> WHAT THE EXERCISE ASKS
Go line by line through the entries below and count those containing the string "условиях"; give only the count.

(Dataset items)
◆ ◆ ◆ ◆ ◆ ◆ ◆
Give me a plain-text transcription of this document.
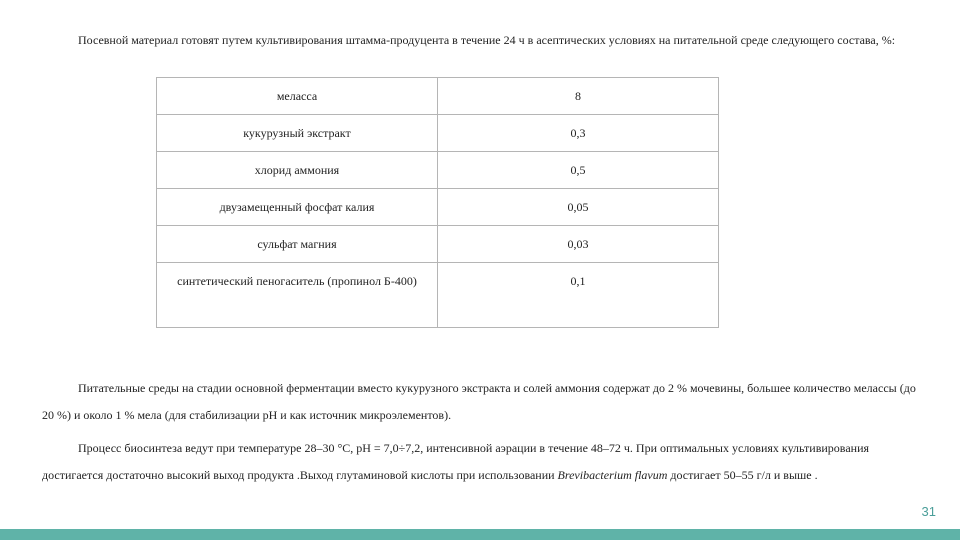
Посевной материал готовят путем культивирования штамма-продуцента в течение 24 ч в асептических условиях на питательной среде следующего состава, %:

меласса	8
кукурузный экстракт	0,3
хлорид аммония	0,5
двузамещенный фосфат калия	0,05
сульфат магния	0,03
синтетический пеногаситель (пропинол Б-400)	0,1

Питательные среды на стадии основной ферментации вместо кукурузного экстракта и солей аммония содержат до 2 % мочевины, большее количество мелассы (до 20 %) и около 1 % мела (для стабилизации pH и как источник микроэлементов).

Процесс биосинтеза ведут при температуре 28–30 °C, pH = 7,0÷7,2, интенсивной аэрации в течение 48–72 ч. При оптимальных условиях культивирования достигается достаточно высокий выход продукта .Выход глутаминовой кислоты при использовании Brevibacterium flavum достигает 50–55 г/л и выше .

31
◆ ◆ ◆ ◆ ◆ ◆ ◆
> ANSWER TO THE PROBLEM
2